Data items
..........
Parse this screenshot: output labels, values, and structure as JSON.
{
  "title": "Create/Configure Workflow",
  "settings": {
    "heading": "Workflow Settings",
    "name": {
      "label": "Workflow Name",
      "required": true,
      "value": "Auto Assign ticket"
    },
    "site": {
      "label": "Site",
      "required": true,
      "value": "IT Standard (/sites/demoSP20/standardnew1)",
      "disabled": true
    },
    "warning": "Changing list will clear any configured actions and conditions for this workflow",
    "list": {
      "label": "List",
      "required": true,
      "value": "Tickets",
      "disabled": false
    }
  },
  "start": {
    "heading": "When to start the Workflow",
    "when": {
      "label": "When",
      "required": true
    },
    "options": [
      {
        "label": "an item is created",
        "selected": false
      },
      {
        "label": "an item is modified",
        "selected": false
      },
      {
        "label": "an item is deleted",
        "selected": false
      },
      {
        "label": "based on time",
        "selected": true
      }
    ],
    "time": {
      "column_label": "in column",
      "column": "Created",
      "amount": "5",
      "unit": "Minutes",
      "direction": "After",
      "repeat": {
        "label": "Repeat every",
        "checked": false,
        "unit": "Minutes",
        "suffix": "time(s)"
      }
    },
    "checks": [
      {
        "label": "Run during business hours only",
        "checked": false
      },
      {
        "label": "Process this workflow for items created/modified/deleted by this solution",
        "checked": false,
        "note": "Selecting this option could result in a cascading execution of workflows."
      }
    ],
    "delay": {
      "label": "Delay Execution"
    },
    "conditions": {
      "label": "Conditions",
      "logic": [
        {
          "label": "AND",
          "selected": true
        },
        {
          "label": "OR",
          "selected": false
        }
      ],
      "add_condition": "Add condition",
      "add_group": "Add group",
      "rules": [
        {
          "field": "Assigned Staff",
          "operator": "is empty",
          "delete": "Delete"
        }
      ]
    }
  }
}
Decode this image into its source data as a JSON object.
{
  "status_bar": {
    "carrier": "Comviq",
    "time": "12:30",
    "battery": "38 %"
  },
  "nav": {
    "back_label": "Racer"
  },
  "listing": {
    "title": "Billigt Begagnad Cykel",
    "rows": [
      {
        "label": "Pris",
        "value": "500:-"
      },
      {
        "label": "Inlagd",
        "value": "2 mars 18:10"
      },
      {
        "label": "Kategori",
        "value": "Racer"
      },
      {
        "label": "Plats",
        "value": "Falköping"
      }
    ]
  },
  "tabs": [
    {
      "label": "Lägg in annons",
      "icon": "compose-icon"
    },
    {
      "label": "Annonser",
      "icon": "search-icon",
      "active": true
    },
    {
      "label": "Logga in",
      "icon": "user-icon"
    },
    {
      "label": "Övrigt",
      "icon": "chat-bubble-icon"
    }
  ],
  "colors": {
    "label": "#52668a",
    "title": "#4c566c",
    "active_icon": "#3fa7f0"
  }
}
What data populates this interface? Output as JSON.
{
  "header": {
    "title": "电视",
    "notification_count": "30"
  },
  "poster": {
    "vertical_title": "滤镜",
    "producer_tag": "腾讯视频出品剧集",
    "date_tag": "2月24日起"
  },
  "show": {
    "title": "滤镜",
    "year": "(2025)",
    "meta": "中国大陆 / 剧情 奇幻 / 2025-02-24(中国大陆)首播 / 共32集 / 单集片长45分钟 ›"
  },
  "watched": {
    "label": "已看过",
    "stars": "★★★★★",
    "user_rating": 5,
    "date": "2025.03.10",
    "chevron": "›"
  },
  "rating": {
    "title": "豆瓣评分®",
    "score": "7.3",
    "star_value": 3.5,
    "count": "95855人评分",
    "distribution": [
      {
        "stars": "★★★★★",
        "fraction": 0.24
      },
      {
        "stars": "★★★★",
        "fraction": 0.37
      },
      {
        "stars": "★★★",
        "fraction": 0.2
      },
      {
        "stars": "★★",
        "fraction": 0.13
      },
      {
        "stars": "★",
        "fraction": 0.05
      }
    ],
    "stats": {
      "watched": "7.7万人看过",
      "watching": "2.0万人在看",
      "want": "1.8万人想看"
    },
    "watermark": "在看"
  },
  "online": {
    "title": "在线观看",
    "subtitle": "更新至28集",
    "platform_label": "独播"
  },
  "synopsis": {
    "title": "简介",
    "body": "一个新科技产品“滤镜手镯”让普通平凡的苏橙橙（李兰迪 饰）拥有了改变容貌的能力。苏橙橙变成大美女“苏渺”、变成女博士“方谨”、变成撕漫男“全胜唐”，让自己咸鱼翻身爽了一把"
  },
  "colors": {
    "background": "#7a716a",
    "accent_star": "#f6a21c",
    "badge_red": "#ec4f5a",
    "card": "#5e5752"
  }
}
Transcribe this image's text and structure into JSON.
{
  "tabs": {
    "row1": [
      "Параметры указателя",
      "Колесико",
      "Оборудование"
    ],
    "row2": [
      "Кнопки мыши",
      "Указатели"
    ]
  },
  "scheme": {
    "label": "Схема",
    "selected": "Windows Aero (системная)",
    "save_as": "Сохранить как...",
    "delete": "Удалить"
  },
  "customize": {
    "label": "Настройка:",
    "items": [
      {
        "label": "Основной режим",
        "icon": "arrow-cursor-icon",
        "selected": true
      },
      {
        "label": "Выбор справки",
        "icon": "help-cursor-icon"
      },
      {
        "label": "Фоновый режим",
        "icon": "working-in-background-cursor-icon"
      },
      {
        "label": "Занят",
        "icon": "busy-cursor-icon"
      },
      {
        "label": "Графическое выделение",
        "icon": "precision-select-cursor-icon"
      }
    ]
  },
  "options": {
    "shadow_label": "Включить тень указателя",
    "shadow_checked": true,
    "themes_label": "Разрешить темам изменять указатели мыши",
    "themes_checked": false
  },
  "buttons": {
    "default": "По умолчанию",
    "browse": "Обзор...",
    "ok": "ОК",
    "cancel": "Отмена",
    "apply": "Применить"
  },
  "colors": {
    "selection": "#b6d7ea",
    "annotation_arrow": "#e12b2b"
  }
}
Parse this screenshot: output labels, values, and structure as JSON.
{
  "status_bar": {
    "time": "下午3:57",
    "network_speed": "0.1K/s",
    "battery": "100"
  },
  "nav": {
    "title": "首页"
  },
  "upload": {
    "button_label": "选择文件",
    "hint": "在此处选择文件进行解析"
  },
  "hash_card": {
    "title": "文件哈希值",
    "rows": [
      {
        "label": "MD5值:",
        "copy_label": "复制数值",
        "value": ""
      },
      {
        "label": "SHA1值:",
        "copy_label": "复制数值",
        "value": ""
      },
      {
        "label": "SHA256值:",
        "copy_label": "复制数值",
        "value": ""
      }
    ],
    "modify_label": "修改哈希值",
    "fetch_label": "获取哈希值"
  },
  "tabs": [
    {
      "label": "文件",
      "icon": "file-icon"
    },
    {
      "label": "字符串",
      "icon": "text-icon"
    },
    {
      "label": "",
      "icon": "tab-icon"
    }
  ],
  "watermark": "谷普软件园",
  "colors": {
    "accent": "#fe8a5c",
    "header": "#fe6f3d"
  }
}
..........
■ TASK TO COMPLETE: Print the whole listing exactly as it is.

■ TASK RESPONSE:
Parse this screenshot: output labels, values, and structure as JSON.
{
  "title": "Create/Configure Workflow",
  "settings": {
    "heading": "Workflow Settings",
    "name": {
      "label": "Workflow Name",
      "required": true,
      "value": "Auto Assign ticket"
    },
    "site": {
      "label": "Site",
      "required": true,
      "value": "IT Standard (/sites/demoSP20/standardnew1)",
      "disabled": true
    },
    "warning": "Changing list will clear any configured actions and conditions for this workflow",
    "list": {
      "label": "List",
      "required": true,
      "value": "Tickets",
      "disabled": false
    }
  },
  "start": {
    "heading": "When to start the Workflow",
    "when": {
      "label": "When",
      "required": true
    },
    "options": [
      {
        "label": "an item is created",
        "selected": false
      },
      {
        "label": "an item is modified",
        "selected": false
      },
      {
        "label": "an item is deleted",
        "selected": false
      },
      {
        "label": "based on time",
        "selected": true
      }
    ],
    "time": {
      "column_label": "in column",
      "column": "Created",
      "amount": "5",
      "unit": "Minutes",
      "direction": "After",
      "repeat": {
        "label": "Repeat every",
        "checked": false,
        "unit": "Minutes",
        "suffix": "time(s)"
      }
    },
    "checks": [
      {
        "label": "Run during business hours only",
        "checked": false
      },
      {
        "label": "Process this workflow for items created/modified/deleted by this solution",
        "checked": false,
        "note": "Selecting this option could result in a cascading execution of workflows."
      }
    ],
    "delay": {
      "label": "Delay Execution"
    },
    "conditions": {
      "label": "Conditions",
      "logic": [
        {
          "label": "AND",
          "selected": true
        },
        {
          "label": "OR",
          "selected": false
        }
      ],
      "add_condition": "Add condition",
      "add_group": "Add group",
      "rules": [
        {
          "field": "Assigned Staff",
          "operator": "is empty",
          "delete": "Delete"
        }
      ]
    }
  }
}
Decode this image into its source data as a JSON object.
{
  "status_bar": {
    "carrier": "Comviq",
    "time": "12:30",
    "battery": "38 %"
  },
  "nav": {
    "back_label": "Racer"
  },
  "listing": {
    "title": "Billigt Begagnad Cykel",
    "rows": [
      {
        "label": "Pris",
        "value": "500:-"
      },
      {
        "label": "Inlagd",
        "value": "2 mars 18:10"
      },
      {
        "label": "Kategori",
        "value": "Racer"
      },
      {
        "label": "Plats",
        "value": "Falköping"
      }
    ]
  },
  "tabs": [
    {
      "label": "Lägg in annons",
      "icon": "compose-icon"
    },
    {
      "label": "Annonser",
      "icon": "search-icon",
      "active": true
    },
    {
      "label": "Logga in",
      "icon": "user-icon"
    },
    {
      "label": "Övrigt",
      "icon": "chat-bubble-icon"
    }
  ],
  "colors": {
    "label": "#52668a",
    "title": "#4c566c",
    "active_icon": "#3fa7f0"
  }
}
What data populates this interface? Output as JSON.
{
  "header": {
    "title": "电视",
    "notification_count": "30"
  },
  "poster": {
    "vertical_title": "滤镜",
    "producer_tag": "腾讯视频出品剧集",
    "date_tag": "2月24日起"
  },
  "show": {
    "title": "滤镜",
    "year": "(2025)",
    "meta": "中国大陆 / 剧情 奇幻 / 2025-02-24(中国大陆)首播 / 共32集 / 单集片长45分钟 ›"
  },
  "watched": {
    "label": "已看过",
    "stars": "★★★★★",
    "user_rating": 5,
    "date": "2025.03.10",
    "chevron": "›"
  },
  "rating": {
    "title": "豆瓣评分®",
    "score": "7.3",
    "star_value": 3.5,
    "count": "95855人评分",
    "distribution": [
      {
        "stars": "★★★★★",
        "fraction": 0.24
      },
      {
        "stars": "★★★★",
        "fraction": 0.37
      },
      {
        "stars": "★★★",
        "fraction": 0.2
      },
      {
        "stars": "★★",
        "fraction": 0.13
      },
      {
        "stars": "★",
        "fraction": 0.05
      }
    ],
    "stats": {
      "watched": "7.7万人看过",
      "watching": "2.0万人在看",
      "want": "1.8万人想看"
    },
    "watermark": "在看"
  },
  "online": {
    "title": "在线观看",
    "subtitle": "更新至28集",
    "platform_label": "独播"
  },
  "synopsis": {
    "title": "简介",
    "body": "一个新科技产品“滤镜手镯”让普通平凡的苏橙橙（李兰迪 饰）拥有了改变容貌的能力。苏橙橙变成大美女“苏渺”、变成女博士“方谨”、变成撕漫男“全胜唐”，让自己咸鱼翻身爽了一把"
  },
  "colors": {
    "background": "#7a716a",
    "accent_star": "#f6a21c",
    "badge_red": "#ec4f5a",
    "card": "#5e5752"
  }
}
Transcribe this image's text and structure into JSON.
{
  "tabs": {
    "row1": [
      "Параметры указателя",
      "Колесико",
      "Оборудование"
    ],
    "row2": [
      "Кнопки мыши",
      "Указатели"
    ]
  },
  "scheme": {
    "label": "Схема",
    "selected": "Windows Aero (системная)",
    "save_as": "Сохранить как...",
    "delete": "Удалить"
  },
  "customize": {
    "label": "Настройка:",
    "items": [
      {
        "label": "Основной режим",
        "icon": "arrow-cursor-icon",
        "selected": true
      },
      {
        "label": "Выбор справки",
        "icon": "help-cursor-icon"
      },
      {
        "label": "Фоновый режим",
        "icon": "working-in-background-cursor-icon"
      },
      {
        "label": "Занят",
        "icon": "busy-cursor-icon"
      },
      {
        "label": "Графическое выделение",
        "icon": "precision-select-cursor-icon"
      }
    ]
  },
  "options": {
    "shadow_label": "Включить тень указателя",
    "shadow_checked": true,
    "themes_label": "Разрешить темам изменять указатели мыши",
    "themes_checked": false
  },
  "buttons": {
    "default": "По умолчанию",
    "browse": "Обзор...",
    "ok": "ОК",
    "cancel": "Отмена",
    "apply": "Применить"
  },
  "colors": {
    "selection": "#b6d7ea",
    "annotation_arrow": "#e12b2b"
  }
}
Parse this screenshot: output labels, values, and structure as JSON.
{
  "status_bar": {
    "time": "下午3:57",
    "network_speed": "0.1K/s",
    "battery": "100"
  },
  "nav": {
    "title": "首页"
  },
  "upload": {
    "button_label": "选择文件",
    "hint": "在此处选择文件进行解析"
  },
  "hash_card": {
    "title": "文件哈希值",
    "rows": [
      {
        "label": "MD5值:",
        "copy_label": "复制数值",
        "value": ""
      },
      {
        "label": "SHA1值:",
        "copy_label": "复制数值",
        "value": ""
      },
      {
        "label": "SHA256值:",
        "copy_label": "复制数值",
        "value": ""
      }
    ],
    "modify_label": "修改哈希值",
    "fetch_label": "获取哈希值"
  },
  "tabs": [
    {
      "label": "文件",
      "icon": "file-icon"
    },
    {
      "label": "字符串",
      "icon": "text-icon"
    },
    {
      "label": "",
      "icon": "tab-icon"
    }
  ],
  "watermark": "谷普软件园",
  "colors": {
    "accent": "#fe8a5c",
    "header": "#fe6f3d"
  }
}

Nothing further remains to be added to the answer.